* **INSTRUCTIONS FOR THE TASK**:
Scan the records for the word "OSTALE". Copy each line that includes it.
START EXERCISE DATA
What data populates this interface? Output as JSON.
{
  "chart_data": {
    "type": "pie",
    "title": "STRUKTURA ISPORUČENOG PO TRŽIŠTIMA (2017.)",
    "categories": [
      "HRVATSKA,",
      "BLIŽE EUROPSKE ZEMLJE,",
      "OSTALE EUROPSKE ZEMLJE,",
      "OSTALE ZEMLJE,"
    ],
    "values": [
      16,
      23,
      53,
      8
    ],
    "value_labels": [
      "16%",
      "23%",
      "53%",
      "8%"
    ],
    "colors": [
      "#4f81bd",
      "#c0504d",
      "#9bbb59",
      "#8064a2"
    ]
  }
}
END EXERCISE DATA
START EXERCISE DATA
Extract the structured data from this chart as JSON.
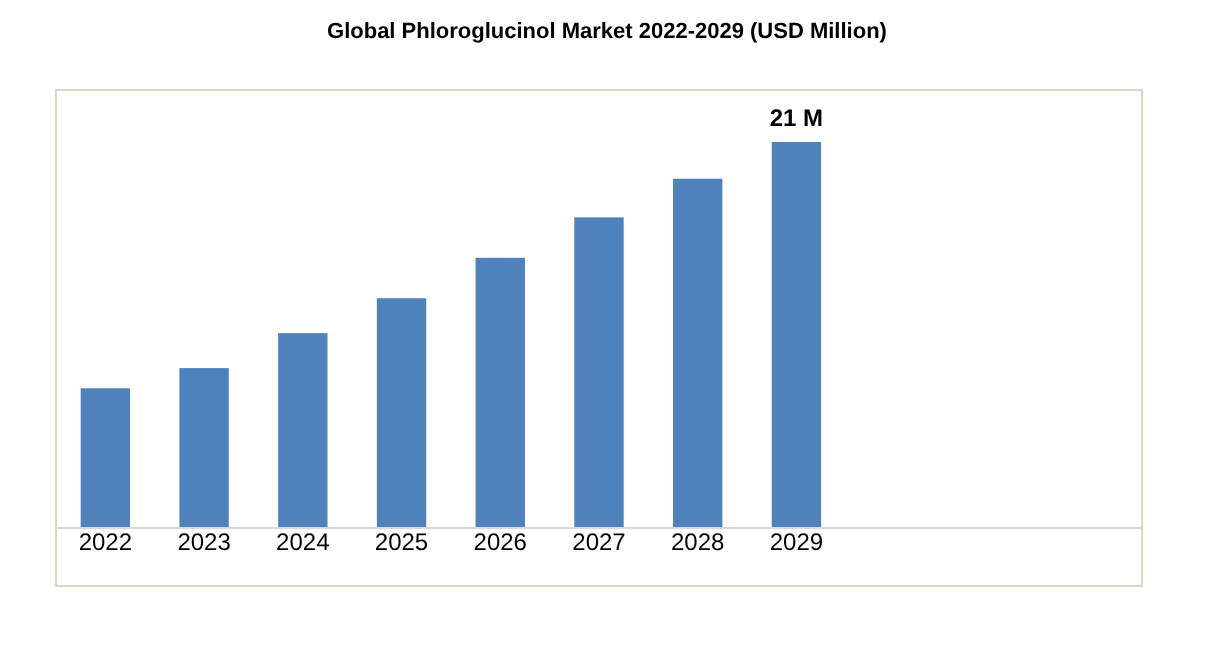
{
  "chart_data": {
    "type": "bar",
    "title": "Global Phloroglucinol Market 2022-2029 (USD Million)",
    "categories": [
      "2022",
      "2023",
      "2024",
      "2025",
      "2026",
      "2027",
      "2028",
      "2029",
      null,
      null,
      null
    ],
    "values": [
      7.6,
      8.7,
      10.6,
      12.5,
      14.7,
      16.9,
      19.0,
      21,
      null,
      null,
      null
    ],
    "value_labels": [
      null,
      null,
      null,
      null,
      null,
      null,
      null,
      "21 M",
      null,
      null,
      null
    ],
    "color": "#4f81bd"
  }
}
END EXERCISE DATA
* **RESULT OF THIS TASK**:
      "OSTALE EUROPSKE ZEMLJE,",
      "OSTALE ZEMLJE,"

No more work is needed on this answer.